— start —
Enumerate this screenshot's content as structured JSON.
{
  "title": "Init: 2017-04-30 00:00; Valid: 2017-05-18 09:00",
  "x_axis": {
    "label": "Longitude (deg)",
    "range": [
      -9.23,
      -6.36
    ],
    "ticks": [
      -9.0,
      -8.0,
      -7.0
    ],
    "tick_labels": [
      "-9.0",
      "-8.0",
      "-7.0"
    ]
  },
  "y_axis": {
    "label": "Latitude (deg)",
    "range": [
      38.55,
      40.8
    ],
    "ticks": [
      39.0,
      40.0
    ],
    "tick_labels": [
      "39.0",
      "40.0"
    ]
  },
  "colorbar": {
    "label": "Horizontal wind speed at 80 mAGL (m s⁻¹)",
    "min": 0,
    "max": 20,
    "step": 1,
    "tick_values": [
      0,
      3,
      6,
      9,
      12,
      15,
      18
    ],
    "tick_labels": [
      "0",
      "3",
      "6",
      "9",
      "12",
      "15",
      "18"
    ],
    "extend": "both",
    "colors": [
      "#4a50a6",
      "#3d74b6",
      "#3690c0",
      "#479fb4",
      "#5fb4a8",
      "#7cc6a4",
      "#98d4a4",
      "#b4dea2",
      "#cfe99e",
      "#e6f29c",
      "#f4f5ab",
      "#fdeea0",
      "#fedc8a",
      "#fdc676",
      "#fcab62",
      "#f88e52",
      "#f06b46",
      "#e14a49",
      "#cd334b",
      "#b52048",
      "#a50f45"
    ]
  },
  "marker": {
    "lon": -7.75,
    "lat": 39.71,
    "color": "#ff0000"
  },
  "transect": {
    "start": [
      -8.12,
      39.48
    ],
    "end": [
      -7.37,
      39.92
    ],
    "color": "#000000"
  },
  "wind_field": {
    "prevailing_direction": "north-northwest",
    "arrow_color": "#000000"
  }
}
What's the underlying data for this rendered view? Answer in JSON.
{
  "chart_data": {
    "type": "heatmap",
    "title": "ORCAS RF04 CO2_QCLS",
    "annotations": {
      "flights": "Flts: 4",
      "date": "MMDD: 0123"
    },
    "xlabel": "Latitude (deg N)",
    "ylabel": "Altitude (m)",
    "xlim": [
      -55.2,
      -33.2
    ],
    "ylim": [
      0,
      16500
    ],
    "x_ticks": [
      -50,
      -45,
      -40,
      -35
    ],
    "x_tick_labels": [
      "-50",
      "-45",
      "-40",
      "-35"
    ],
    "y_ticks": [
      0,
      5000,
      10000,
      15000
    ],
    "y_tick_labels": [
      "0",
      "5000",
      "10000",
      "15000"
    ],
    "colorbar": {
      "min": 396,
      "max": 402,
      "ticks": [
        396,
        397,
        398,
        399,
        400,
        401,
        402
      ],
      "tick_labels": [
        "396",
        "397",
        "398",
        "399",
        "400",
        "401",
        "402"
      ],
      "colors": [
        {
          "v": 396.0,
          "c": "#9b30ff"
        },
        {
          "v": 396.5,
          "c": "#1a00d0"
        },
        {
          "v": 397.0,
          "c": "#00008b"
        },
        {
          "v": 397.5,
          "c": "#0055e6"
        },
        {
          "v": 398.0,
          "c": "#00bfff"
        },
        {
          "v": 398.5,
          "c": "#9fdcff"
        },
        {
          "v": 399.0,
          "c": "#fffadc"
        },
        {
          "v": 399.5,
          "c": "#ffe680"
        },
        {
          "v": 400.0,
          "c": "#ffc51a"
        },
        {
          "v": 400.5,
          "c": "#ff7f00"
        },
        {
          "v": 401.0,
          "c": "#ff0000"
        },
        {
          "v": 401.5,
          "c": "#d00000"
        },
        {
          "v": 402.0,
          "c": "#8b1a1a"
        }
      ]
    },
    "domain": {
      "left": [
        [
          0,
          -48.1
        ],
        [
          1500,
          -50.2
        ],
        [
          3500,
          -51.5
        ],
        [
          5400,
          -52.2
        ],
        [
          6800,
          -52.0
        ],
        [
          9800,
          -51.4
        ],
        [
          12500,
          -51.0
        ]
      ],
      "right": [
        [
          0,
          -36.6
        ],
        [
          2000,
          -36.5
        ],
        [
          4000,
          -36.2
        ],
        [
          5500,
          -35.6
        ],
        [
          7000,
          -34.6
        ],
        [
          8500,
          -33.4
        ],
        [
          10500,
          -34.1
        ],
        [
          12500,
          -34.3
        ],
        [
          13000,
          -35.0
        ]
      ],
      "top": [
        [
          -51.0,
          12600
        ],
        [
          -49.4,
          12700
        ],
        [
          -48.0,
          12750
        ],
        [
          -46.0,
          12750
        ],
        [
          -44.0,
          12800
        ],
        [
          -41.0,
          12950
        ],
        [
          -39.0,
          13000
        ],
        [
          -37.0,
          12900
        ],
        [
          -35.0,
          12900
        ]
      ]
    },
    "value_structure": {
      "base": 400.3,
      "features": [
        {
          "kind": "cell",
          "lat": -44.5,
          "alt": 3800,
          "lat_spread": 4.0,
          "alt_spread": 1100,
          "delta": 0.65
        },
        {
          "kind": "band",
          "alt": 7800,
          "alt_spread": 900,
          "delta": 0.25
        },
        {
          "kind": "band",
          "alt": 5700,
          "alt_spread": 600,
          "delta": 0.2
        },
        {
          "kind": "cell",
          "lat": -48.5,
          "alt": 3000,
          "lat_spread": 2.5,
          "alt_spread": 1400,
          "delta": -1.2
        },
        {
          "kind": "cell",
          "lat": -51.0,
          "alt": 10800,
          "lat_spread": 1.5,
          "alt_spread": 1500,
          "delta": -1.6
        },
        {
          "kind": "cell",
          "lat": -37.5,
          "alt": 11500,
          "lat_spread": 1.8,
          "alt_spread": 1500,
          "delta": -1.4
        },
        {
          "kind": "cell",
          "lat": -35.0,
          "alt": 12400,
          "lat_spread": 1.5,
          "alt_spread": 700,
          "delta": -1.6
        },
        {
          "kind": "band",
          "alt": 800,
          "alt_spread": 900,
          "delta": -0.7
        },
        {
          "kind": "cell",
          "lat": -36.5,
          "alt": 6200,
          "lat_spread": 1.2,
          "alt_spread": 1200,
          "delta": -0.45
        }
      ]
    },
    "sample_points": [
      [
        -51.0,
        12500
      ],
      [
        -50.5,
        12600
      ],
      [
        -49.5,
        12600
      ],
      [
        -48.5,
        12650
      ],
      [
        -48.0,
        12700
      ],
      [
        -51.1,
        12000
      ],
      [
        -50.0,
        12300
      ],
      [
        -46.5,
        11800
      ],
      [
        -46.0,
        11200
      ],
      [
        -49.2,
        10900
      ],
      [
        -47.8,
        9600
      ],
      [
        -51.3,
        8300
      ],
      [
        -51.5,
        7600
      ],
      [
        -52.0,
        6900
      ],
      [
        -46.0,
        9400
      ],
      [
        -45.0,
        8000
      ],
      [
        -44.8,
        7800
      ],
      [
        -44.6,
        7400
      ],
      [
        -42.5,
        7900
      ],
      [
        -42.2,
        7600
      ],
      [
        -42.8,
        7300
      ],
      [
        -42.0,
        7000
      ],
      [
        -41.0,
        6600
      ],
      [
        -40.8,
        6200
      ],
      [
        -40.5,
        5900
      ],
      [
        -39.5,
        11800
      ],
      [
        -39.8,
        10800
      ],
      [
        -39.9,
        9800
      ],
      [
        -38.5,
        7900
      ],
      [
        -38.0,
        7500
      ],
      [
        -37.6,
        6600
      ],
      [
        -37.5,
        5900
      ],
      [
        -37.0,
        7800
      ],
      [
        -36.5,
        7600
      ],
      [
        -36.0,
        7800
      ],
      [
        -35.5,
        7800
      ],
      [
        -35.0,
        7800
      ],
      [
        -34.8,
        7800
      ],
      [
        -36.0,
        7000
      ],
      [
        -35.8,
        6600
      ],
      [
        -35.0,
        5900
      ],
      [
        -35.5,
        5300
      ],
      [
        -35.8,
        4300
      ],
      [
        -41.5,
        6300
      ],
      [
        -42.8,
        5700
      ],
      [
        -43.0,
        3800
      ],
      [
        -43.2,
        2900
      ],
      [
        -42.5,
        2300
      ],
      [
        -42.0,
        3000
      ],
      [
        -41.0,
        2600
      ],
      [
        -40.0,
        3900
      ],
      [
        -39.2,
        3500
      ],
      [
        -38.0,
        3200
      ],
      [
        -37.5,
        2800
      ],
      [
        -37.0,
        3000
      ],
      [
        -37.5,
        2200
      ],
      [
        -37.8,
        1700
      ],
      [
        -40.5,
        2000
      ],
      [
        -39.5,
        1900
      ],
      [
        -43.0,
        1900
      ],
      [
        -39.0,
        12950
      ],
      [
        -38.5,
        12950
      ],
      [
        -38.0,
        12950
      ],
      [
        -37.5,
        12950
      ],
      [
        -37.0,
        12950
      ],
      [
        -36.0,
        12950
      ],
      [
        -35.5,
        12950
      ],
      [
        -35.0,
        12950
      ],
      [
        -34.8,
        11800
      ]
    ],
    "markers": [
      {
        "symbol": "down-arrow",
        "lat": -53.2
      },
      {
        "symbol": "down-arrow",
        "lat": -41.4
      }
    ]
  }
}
— end —
== WHAT IS REQUIRED ==
Collect the complete line wherever the string "Latitude" appears in the records.

== EXPECTED ANSWER ==
    "label": "Latitude (deg)",
    "xlabel": "Latitude (deg N)",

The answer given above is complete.